* **Task directions**
Would you tally how many lines in the records include the word "pvalue"? Reply with the number only.
(Provided entries begins)
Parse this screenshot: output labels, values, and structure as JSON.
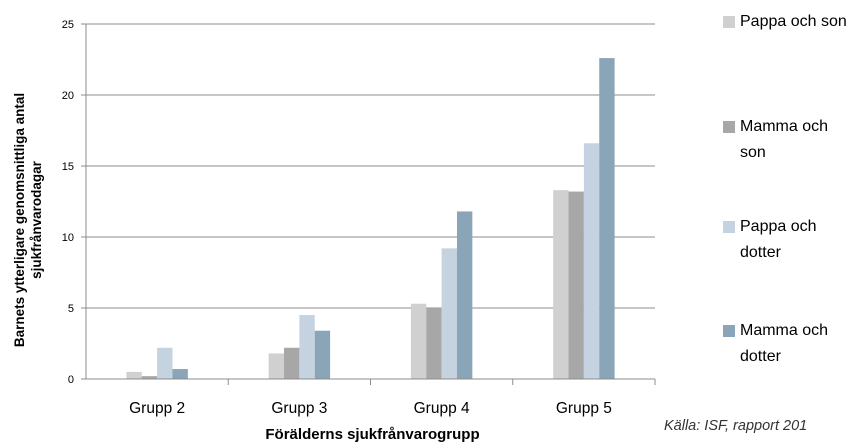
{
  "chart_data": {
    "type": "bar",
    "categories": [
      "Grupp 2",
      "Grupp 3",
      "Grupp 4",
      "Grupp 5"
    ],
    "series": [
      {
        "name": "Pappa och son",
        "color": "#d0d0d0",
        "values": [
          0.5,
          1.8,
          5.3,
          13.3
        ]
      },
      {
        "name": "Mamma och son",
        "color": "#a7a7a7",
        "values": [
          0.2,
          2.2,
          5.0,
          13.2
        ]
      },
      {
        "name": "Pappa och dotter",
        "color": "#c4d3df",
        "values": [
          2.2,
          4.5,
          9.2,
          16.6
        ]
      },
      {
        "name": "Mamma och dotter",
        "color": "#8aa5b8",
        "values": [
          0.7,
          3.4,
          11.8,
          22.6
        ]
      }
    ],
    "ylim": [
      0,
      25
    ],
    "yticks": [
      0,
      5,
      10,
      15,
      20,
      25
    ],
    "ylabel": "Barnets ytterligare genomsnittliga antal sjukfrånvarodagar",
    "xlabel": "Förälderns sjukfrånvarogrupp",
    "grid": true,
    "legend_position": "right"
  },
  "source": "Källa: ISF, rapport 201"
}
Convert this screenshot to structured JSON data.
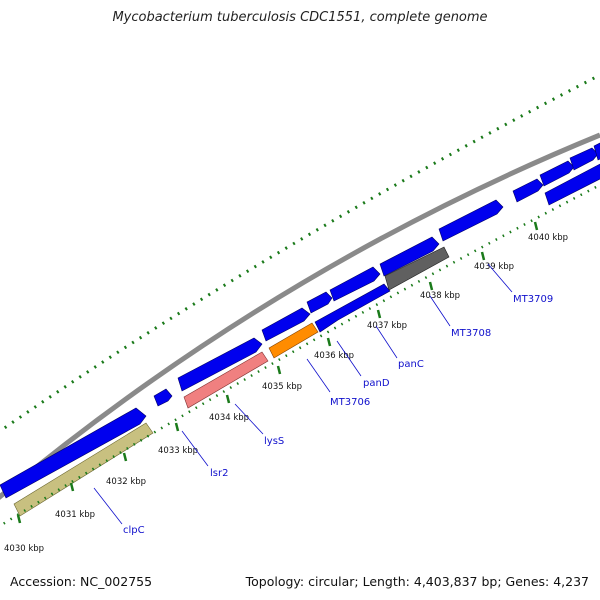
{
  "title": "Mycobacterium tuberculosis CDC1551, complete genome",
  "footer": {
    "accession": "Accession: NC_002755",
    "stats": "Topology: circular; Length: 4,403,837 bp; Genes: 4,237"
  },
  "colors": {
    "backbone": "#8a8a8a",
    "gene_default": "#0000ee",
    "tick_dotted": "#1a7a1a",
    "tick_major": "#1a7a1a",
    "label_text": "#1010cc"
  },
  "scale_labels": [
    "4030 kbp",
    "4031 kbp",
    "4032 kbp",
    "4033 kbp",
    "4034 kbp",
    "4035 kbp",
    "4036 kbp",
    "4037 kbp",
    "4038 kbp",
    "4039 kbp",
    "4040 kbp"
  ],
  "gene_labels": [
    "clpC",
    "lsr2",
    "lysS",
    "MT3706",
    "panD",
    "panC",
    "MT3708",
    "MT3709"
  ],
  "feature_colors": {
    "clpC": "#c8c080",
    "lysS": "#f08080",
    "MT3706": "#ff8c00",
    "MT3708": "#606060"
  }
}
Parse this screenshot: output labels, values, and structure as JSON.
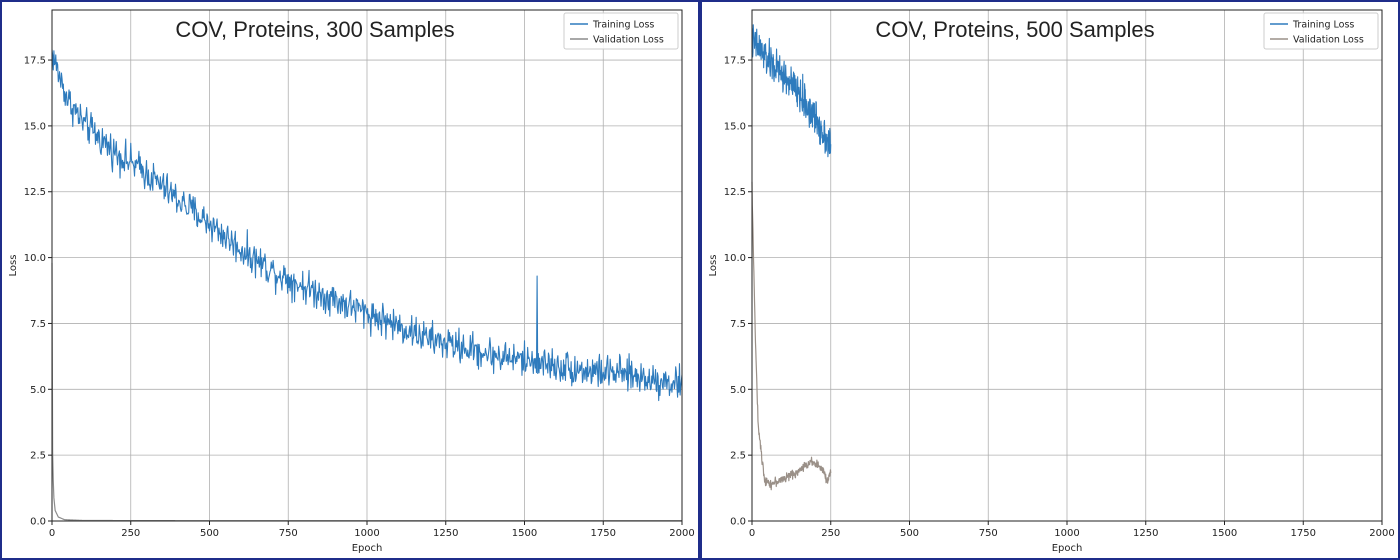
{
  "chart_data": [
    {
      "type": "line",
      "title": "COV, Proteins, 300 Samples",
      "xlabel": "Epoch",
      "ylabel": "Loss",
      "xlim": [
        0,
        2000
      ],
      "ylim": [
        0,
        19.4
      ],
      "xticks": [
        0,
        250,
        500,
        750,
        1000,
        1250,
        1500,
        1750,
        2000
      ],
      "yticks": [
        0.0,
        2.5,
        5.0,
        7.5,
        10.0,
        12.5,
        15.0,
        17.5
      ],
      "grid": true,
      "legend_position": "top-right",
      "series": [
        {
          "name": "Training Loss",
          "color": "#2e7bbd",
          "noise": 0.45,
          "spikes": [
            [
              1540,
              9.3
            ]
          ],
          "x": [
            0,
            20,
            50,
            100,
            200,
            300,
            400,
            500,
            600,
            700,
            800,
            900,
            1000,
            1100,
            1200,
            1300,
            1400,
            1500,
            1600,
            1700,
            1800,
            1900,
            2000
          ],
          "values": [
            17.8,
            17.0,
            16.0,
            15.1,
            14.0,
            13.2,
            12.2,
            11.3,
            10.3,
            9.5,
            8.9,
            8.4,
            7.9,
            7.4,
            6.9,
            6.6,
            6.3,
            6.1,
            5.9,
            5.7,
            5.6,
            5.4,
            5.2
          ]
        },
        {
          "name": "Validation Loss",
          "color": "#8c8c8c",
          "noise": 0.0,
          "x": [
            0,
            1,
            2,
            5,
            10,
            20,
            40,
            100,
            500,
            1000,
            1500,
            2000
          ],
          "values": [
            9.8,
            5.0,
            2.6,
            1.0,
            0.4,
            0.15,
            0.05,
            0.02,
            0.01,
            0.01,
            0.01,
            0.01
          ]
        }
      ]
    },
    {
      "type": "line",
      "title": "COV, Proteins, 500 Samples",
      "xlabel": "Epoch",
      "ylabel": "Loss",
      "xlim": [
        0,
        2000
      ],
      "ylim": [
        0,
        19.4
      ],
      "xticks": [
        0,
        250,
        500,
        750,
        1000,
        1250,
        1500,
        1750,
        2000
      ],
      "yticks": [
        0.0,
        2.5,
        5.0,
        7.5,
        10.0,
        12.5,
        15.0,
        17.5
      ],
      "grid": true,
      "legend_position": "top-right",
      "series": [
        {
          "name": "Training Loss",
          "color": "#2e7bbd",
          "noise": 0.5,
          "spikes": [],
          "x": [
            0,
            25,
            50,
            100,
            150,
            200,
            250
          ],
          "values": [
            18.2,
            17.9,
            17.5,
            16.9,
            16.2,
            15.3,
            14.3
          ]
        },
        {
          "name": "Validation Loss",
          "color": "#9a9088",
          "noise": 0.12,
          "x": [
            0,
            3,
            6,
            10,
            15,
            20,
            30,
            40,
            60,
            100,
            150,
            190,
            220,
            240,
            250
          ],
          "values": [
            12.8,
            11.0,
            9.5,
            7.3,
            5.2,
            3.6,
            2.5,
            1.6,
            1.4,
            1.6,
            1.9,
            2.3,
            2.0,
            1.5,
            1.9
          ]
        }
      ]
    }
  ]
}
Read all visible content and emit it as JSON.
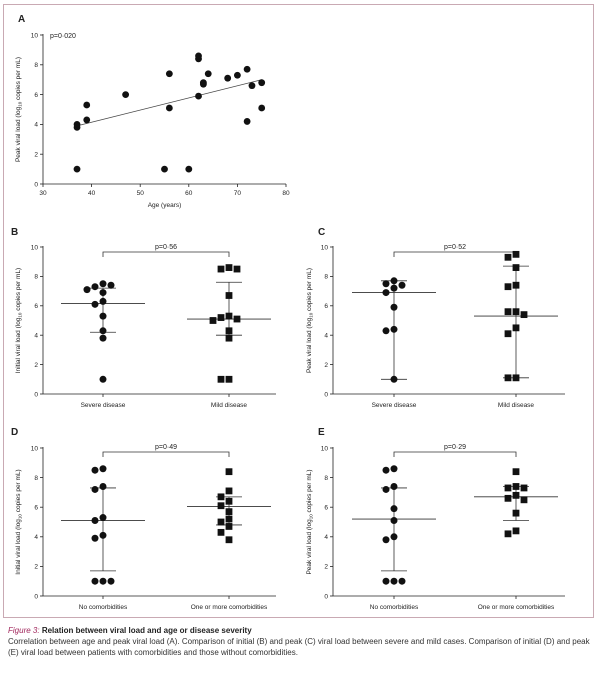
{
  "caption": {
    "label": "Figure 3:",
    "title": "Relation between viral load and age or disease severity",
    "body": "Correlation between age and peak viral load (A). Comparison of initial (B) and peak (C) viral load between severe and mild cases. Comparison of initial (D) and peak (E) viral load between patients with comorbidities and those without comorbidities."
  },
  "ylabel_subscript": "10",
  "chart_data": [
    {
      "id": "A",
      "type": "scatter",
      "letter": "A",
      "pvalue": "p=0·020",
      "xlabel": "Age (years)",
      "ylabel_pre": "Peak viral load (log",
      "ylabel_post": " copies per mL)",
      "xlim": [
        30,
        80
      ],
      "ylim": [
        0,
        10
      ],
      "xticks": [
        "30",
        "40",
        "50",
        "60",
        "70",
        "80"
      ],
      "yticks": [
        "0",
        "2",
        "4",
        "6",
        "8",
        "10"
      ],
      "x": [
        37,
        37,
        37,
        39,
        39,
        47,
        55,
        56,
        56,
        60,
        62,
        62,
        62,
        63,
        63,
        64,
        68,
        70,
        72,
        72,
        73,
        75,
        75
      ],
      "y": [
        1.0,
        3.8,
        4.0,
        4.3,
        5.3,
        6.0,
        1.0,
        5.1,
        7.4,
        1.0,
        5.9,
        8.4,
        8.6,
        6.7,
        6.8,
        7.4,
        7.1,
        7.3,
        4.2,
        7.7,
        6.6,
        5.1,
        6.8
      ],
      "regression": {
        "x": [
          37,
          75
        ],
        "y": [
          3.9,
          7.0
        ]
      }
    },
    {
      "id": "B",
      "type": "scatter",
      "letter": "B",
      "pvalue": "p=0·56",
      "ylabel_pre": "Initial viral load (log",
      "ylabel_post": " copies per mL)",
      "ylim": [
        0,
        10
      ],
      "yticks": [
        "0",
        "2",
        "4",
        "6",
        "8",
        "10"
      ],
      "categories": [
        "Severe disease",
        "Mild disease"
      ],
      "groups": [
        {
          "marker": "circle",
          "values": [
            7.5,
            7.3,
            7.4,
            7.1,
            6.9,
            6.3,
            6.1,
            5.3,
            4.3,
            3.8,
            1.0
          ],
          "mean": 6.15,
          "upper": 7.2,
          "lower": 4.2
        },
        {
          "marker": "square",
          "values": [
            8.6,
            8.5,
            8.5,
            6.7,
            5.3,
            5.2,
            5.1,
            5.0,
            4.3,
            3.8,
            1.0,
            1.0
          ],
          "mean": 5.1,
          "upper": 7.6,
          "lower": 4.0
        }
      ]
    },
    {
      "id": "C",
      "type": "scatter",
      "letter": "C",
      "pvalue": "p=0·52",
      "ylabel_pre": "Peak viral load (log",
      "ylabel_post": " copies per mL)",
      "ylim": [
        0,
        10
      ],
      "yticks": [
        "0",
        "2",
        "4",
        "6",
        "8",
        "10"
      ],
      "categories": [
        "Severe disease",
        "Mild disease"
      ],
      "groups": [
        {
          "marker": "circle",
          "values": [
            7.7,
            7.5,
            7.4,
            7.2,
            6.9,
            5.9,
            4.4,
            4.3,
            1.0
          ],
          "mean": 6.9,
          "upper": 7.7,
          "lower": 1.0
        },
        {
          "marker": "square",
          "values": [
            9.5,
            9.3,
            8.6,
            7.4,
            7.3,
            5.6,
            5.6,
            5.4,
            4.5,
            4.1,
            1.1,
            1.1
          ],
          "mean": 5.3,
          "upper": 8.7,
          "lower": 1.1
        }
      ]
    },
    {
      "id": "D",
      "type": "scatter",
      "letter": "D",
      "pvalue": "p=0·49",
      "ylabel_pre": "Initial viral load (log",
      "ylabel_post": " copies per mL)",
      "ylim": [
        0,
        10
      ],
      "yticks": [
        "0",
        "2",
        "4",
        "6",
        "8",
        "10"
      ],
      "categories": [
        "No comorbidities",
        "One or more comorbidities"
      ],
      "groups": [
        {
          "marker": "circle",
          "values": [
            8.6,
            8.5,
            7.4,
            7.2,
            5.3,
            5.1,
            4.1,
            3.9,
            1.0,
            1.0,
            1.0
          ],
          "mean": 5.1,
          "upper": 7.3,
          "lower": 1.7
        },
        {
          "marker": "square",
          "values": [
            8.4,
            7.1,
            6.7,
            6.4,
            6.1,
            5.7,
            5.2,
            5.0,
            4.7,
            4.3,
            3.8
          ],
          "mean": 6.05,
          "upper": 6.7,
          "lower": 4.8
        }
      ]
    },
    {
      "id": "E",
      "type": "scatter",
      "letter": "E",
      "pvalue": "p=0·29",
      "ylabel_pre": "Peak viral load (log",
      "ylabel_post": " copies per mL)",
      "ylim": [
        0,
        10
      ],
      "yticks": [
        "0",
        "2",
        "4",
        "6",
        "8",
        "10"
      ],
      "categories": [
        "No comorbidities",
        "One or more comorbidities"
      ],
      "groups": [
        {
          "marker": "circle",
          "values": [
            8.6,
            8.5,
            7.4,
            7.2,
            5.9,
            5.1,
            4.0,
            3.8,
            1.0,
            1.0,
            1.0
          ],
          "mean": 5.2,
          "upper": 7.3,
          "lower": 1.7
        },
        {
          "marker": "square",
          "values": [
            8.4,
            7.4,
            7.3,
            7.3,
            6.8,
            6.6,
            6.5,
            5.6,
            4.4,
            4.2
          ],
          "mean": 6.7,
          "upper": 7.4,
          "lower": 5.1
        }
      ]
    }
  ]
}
(Provided entries ends)
* **Task output**
5